* [Given entries]
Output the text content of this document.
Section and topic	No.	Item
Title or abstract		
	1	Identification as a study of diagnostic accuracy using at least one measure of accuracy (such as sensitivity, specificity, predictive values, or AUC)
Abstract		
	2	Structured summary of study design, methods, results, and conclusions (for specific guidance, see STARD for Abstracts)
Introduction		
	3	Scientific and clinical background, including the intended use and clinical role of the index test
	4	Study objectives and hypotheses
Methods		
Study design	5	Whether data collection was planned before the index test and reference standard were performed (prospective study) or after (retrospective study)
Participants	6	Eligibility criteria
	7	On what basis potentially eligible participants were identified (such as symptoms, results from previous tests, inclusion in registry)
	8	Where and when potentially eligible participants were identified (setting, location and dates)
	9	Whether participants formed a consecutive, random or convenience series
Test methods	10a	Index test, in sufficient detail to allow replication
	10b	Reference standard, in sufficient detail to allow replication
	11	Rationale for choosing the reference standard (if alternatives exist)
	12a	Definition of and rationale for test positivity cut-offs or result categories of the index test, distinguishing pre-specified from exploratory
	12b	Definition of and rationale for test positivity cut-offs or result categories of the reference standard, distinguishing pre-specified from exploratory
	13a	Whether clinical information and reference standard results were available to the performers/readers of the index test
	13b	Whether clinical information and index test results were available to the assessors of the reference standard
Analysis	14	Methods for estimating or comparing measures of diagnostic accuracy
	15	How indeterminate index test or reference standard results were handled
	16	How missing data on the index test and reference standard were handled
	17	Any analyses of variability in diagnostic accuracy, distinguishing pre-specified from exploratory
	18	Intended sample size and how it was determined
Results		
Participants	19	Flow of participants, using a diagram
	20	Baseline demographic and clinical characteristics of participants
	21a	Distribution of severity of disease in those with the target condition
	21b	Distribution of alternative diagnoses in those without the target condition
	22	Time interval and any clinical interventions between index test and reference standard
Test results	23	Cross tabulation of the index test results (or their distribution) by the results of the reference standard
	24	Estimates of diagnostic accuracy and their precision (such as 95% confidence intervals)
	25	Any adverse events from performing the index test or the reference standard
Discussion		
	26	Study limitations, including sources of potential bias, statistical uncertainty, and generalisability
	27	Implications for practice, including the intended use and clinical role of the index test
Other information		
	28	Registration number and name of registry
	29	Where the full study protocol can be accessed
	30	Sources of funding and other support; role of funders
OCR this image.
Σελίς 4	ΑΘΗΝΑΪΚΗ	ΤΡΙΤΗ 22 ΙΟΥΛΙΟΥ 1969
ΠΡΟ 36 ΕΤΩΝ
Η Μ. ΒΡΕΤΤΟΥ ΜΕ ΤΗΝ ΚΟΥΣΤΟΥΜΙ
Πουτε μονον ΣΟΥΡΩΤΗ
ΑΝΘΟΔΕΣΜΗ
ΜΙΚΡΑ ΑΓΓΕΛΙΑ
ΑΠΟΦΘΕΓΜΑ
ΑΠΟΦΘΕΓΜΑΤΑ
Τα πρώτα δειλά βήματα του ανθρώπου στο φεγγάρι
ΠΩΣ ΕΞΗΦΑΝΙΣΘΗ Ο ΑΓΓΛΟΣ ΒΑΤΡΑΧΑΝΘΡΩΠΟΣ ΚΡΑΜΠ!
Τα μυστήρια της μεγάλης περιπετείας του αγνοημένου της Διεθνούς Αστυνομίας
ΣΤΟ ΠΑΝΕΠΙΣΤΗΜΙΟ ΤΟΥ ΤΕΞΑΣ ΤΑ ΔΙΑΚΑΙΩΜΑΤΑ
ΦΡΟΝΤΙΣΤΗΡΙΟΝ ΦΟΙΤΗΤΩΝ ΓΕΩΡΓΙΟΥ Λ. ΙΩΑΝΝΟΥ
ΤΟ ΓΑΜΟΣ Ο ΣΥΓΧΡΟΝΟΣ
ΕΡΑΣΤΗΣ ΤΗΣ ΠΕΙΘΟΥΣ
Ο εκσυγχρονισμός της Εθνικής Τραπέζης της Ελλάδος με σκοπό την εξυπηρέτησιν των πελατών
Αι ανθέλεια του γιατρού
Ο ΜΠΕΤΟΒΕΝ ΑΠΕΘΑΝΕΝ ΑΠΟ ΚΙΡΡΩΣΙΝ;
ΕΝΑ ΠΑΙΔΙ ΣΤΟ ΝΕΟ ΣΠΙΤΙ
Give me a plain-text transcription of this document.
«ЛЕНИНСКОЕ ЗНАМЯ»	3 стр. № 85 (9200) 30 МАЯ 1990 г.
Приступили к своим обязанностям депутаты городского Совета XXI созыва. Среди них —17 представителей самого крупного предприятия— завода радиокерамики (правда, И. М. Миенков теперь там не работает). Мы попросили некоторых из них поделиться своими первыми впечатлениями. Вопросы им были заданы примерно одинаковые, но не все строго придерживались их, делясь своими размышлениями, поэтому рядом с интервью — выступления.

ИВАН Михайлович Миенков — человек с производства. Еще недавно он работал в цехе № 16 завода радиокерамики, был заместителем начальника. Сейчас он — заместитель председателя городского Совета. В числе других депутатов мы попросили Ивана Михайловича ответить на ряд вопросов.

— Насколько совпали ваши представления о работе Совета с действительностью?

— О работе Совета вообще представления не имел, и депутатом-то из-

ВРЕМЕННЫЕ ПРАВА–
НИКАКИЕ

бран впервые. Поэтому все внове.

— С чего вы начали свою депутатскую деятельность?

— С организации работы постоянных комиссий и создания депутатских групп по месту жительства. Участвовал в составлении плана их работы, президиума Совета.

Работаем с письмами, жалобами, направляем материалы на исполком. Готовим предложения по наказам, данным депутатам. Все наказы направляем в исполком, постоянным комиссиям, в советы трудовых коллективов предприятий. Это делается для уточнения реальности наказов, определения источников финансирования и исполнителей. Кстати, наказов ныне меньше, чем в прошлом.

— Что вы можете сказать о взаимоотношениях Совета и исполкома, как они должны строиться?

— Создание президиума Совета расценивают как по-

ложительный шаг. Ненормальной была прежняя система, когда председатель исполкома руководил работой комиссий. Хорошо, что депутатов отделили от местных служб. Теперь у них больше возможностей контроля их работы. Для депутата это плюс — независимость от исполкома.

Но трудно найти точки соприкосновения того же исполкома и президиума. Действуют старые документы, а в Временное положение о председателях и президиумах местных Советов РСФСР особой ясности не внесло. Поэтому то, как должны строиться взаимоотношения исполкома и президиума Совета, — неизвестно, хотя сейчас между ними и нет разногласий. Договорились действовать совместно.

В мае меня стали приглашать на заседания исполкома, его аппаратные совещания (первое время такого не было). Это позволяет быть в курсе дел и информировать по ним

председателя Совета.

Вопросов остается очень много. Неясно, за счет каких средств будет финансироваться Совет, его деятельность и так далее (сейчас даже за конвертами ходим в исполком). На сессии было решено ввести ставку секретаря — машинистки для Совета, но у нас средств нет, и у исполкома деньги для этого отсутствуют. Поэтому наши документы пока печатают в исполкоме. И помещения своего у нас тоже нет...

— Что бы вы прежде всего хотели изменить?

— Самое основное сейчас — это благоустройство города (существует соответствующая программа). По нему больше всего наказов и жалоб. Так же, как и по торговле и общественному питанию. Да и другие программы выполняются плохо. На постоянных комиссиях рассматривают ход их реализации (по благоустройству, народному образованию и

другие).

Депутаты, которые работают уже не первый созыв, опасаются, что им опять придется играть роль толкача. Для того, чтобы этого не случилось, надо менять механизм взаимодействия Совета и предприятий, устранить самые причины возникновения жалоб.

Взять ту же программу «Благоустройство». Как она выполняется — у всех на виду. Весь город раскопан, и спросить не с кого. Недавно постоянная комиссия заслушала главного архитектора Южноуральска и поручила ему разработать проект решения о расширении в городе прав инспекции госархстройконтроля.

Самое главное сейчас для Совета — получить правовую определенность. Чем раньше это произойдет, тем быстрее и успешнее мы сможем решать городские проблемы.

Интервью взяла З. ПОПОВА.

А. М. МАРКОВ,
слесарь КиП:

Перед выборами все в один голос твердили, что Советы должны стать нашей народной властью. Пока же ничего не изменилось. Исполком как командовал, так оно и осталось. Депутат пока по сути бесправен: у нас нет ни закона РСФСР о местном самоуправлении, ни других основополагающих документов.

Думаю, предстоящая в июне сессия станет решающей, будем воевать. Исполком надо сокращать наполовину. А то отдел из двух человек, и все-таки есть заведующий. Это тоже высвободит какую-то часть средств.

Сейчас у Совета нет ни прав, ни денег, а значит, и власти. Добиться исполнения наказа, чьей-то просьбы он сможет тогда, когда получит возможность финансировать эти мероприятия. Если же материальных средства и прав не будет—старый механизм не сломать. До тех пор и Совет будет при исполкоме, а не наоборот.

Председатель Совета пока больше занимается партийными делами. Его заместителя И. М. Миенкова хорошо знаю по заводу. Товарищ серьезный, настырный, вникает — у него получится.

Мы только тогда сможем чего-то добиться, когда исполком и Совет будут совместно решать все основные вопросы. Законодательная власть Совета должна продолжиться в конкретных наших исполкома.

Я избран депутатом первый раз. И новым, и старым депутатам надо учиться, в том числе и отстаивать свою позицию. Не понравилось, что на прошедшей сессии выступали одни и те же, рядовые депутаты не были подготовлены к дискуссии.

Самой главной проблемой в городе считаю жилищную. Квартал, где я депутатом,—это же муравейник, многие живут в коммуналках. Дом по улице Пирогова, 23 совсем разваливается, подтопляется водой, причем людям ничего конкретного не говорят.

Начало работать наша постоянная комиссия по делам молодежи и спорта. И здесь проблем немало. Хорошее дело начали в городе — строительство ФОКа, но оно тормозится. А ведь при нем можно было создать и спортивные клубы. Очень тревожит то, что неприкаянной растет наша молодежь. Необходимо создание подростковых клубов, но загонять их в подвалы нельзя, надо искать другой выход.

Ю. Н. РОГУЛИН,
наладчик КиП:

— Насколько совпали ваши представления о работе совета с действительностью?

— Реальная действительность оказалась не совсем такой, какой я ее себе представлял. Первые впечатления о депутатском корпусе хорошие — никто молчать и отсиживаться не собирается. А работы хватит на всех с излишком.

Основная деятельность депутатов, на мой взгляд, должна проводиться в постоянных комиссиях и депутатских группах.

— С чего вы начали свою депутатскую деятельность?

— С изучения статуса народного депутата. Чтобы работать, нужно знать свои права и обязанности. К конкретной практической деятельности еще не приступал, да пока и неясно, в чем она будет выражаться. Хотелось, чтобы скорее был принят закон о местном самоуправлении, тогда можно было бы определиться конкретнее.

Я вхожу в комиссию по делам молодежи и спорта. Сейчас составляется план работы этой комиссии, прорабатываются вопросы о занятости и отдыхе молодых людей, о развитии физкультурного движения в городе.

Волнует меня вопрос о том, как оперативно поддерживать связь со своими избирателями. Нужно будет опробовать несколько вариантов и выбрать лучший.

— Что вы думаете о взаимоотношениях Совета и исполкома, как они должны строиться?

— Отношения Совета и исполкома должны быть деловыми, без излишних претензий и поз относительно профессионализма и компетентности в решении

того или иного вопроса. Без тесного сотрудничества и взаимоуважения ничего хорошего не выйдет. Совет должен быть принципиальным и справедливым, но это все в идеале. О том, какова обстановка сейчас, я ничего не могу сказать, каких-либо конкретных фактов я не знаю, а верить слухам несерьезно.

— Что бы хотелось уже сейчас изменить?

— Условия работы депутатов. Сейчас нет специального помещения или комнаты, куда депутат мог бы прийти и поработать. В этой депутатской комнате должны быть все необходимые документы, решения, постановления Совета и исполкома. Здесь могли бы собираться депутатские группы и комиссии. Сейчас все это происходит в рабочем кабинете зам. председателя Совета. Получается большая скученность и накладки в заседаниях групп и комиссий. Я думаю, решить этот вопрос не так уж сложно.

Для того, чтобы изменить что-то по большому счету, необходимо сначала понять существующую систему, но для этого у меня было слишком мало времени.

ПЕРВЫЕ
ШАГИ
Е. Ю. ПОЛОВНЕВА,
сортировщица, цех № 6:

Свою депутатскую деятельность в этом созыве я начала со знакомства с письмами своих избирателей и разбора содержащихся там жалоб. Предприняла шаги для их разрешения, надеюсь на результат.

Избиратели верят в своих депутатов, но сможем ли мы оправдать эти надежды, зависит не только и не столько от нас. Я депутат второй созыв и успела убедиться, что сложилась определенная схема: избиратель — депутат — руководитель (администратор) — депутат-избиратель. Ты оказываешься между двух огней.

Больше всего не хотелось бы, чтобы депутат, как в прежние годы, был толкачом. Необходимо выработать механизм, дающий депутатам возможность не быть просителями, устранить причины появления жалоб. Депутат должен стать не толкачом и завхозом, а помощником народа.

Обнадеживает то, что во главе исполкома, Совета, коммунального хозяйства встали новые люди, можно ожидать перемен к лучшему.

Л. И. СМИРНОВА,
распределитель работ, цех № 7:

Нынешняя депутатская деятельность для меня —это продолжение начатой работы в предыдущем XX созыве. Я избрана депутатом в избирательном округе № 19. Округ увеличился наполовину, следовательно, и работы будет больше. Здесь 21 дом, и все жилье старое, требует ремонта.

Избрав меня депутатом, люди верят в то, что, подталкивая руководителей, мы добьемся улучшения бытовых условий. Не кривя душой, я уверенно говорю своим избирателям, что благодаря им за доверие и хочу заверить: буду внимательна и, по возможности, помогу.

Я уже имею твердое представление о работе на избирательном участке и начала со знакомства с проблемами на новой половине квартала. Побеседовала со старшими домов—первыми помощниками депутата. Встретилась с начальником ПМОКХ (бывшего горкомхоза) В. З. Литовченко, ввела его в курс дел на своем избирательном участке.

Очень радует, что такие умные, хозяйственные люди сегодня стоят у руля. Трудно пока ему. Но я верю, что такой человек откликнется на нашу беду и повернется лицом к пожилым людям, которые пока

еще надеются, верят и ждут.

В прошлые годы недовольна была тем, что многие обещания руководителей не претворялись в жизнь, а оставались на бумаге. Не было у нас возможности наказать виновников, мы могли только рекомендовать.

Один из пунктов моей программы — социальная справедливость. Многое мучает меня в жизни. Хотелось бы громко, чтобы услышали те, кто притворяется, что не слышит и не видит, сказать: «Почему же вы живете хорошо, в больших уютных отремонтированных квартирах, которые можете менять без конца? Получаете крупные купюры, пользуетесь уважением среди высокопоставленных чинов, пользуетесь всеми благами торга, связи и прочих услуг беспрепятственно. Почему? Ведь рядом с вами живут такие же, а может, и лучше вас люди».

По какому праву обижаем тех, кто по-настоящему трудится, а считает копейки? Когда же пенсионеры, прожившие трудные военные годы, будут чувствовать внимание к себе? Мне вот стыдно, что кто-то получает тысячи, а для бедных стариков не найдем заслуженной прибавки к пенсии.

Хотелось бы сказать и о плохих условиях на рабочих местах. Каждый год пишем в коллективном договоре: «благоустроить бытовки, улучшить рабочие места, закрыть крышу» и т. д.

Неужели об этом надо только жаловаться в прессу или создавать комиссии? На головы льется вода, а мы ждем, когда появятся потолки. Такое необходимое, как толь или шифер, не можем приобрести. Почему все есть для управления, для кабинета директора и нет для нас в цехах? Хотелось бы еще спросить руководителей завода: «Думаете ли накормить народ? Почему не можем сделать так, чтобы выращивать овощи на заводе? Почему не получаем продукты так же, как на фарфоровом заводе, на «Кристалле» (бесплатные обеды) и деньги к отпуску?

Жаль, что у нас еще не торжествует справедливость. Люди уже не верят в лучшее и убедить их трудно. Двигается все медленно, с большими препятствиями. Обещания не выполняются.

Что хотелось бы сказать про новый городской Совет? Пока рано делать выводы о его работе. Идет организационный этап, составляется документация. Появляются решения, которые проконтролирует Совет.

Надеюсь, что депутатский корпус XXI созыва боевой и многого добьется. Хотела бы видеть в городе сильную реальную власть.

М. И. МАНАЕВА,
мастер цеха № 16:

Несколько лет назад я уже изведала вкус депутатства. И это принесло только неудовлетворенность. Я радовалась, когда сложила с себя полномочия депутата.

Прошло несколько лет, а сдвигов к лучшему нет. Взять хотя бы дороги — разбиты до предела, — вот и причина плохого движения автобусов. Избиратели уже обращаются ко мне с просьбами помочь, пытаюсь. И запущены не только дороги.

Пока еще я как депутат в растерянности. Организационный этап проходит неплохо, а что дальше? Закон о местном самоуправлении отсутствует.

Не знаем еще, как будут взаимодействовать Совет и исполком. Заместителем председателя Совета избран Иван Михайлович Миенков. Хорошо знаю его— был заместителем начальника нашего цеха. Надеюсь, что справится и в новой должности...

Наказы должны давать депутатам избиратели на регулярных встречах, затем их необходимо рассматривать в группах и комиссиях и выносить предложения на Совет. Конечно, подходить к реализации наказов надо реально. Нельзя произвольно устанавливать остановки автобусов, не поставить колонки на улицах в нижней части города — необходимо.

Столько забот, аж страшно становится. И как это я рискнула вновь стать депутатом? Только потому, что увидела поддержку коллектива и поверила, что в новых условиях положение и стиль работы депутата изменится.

* [Task to complete] From the entries above, select each line containing the string "первый".

* [Output of the exercise]
Депутаты, которые работают уже не первый созыв, опасаются, что им опять придется играть роль толкача. Для того, чтобы этого не случилось, надо менять механизм взаимодействия Совета и предприятий, устранить самые причины возникновения жалоб.
Я избран депутатом первый раз. И новым, и старым депутатам надо учиться, в том числе и отстаивать свою позицию. Не понравилось, что на прошедшей сессии выступали одни и те же, рядовые депутаты не были подготовлены к дискуссии.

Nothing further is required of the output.